Start of DATA PROVIDED
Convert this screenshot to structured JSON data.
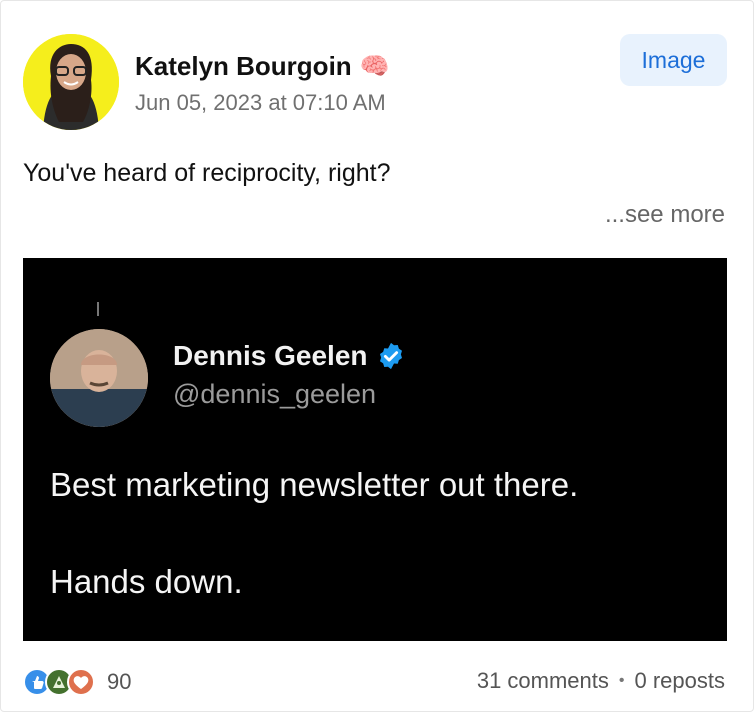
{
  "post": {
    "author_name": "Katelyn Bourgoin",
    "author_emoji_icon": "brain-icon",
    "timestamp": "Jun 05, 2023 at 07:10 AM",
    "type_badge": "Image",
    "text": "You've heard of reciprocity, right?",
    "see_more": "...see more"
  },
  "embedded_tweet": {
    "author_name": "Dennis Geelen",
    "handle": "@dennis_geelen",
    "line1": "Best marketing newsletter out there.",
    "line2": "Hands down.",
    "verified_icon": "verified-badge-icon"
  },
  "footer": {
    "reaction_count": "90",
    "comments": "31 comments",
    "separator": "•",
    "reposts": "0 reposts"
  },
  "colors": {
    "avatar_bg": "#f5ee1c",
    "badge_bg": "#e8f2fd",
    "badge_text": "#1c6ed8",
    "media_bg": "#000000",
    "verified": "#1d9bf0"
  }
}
End of DATA PROVIDED
Start of DATA PROVIDED
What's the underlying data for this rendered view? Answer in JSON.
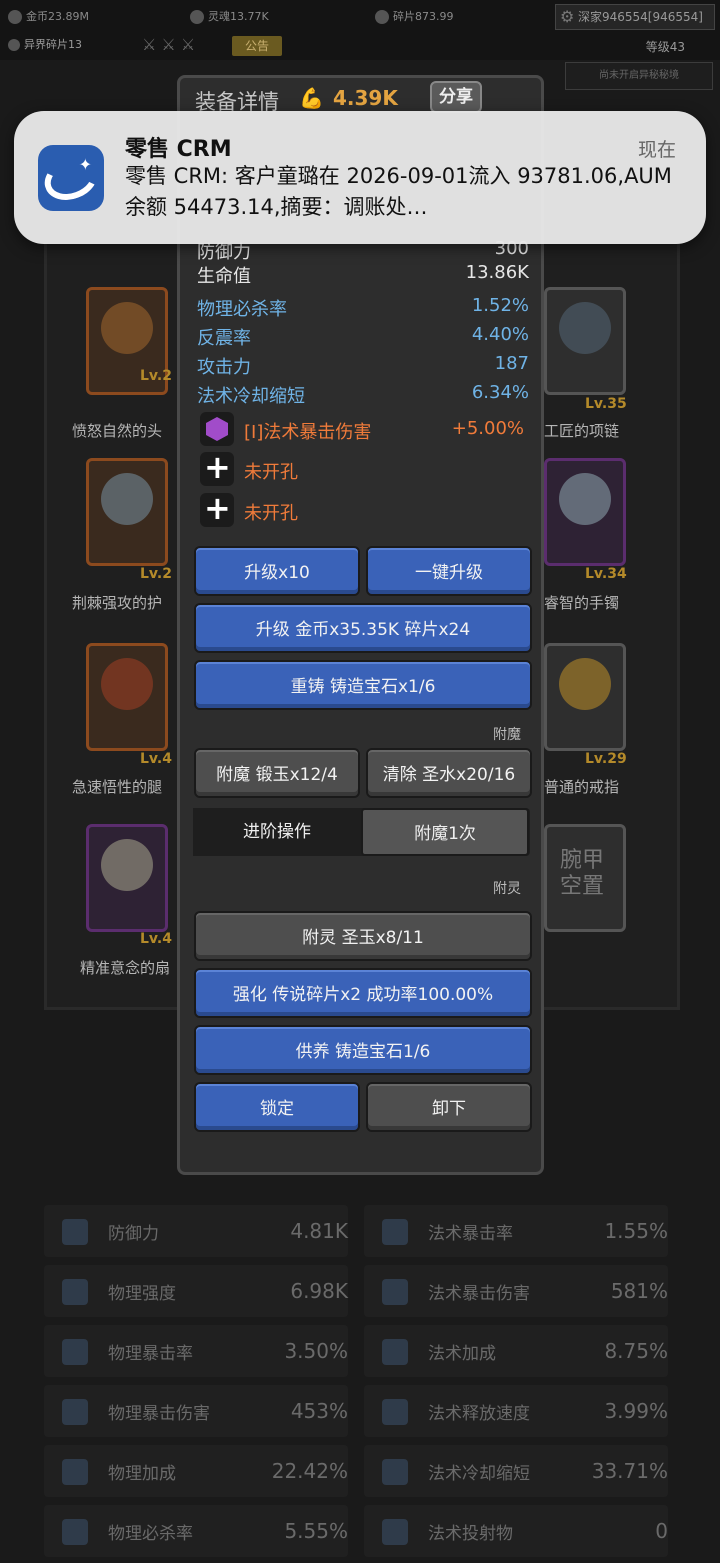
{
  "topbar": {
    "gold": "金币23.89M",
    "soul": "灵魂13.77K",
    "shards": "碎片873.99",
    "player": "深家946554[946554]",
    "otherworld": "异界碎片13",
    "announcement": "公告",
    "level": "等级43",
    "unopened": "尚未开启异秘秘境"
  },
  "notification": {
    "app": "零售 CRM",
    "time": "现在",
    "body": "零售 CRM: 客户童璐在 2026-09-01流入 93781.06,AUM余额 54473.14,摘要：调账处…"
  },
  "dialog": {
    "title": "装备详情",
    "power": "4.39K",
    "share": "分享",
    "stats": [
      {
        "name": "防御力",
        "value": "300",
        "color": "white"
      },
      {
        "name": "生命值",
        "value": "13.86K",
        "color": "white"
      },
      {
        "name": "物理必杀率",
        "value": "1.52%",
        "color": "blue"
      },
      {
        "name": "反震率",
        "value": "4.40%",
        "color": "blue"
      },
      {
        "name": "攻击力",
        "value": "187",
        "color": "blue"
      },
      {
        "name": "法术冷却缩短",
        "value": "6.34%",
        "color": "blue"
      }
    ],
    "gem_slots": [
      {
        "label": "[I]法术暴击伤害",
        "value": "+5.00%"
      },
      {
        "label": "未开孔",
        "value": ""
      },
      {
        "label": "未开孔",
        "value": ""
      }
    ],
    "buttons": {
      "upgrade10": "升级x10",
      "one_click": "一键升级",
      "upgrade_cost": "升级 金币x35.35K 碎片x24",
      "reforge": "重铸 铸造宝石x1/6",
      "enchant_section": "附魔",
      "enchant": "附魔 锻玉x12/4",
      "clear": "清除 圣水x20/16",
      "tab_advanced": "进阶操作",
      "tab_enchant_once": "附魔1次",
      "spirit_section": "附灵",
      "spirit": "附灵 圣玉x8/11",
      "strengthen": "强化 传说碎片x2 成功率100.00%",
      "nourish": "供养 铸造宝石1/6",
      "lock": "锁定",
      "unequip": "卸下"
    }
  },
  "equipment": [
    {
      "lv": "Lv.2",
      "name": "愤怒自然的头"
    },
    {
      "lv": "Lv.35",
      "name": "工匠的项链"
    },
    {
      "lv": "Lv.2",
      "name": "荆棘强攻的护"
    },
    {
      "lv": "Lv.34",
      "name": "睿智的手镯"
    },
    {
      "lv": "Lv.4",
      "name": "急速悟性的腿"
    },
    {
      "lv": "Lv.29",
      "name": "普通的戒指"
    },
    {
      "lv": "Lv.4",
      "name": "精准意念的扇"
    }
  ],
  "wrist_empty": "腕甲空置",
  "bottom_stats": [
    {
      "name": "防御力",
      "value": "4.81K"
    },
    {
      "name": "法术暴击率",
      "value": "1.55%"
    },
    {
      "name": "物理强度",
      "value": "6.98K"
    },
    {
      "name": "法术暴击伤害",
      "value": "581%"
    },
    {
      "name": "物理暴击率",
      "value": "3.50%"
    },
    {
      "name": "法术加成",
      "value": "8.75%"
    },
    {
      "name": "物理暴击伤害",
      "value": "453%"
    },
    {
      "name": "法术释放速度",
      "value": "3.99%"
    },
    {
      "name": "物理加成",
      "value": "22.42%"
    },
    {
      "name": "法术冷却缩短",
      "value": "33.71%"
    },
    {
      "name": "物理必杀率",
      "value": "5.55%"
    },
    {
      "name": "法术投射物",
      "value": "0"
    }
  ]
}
End of DATA PROVIDED
Say how many lines of the data include the string "JSON". Nothing other than the number should be given.

§ **REPLY TO THE EXERCISE**: 2